start INFORMATION GIVEN

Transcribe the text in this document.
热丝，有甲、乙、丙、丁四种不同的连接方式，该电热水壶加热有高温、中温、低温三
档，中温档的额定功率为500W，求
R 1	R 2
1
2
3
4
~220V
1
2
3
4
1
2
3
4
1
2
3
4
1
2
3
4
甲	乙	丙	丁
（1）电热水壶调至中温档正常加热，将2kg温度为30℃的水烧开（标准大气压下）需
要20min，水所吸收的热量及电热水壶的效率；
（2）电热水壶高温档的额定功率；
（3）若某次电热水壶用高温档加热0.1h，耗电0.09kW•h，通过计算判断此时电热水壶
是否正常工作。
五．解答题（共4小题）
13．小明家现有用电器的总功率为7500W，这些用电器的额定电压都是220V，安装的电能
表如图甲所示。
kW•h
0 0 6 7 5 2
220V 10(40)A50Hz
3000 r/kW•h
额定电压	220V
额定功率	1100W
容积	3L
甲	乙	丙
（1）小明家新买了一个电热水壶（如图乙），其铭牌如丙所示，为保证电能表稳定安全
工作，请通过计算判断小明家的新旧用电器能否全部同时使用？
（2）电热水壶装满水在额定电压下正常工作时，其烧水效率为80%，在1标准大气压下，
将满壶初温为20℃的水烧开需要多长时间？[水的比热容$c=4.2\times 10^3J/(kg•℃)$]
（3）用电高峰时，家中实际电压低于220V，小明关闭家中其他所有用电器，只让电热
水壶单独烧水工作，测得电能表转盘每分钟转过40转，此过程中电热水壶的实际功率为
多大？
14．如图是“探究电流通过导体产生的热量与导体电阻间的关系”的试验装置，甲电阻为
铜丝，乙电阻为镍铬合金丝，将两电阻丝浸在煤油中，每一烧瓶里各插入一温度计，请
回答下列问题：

end INFORMATION GIVEN

GIVEN REQUEST
Exactly as shown, repeat every record.

WRITTEN ANSWER
Transcribe the text in this document.
热丝，有甲、乙、丙、丁四种不同的连接方式，该电热水壶加热有高温、中温、低温三
档，中温档的额定功率为500W，求
R 1	R 2
1
2
3
4
~220V
1
2
3
4
1
2
3
4
1
2
3
4
1
2
3
4
甲	乙	丙	丁
（1）电热水壶调至中温档正常加热，将2kg温度为30℃的水烧开（标准大气压下）需
要20min，水所吸收的热量及电热水壶的效率；
（2）电热水壶高温档的额定功率；
（3）若某次电热水壶用高温档加热0.1h，耗电0.09kW•h，通过计算判断此时电热水壶
是否正常工作。
五．解答题（共4小题）
13．小明家现有用电器的总功率为7500W，这些用电器的额定电压都是220V，安装的电能
表如图甲所示。
kW•h
0 0 6 7 5 2
220V 10(40)A50Hz
3000 r/kW•h
额定电压	220V
额定功率	1100W
容积	3L
甲	乙	丙
（1）小明家新买了一个电热水壶（如图乙），其铭牌如丙所示，为保证电能表稳定安全
工作，请通过计算判断小明家的新旧用电器能否全部同时使用？
（2）电热水壶装满水在额定电压下正常工作时，其烧水效率为80%，在1标准大气压下，
将满壶初温为20℃的水烧开需要多长时间？[水的比热容$c=4.2\times 10^3J/(kg•℃)$]
（3）用电高峰时，家中实际电压低于220V，小明关闭家中其他所有用电器，只让电热
水壶单独烧水工作，测得电能表转盘每分钟转过40转，此过程中电热水壶的实际功率为
多大？
14．如图是“探究电流通过导体产生的热量与导体电阻间的关系”的试验装置，甲电阻为
铜丝，乙电阻为镍铬合金丝，将两电阻丝浸在煤油中，每一烧瓶里各插入一温度计，请
回答下列问题：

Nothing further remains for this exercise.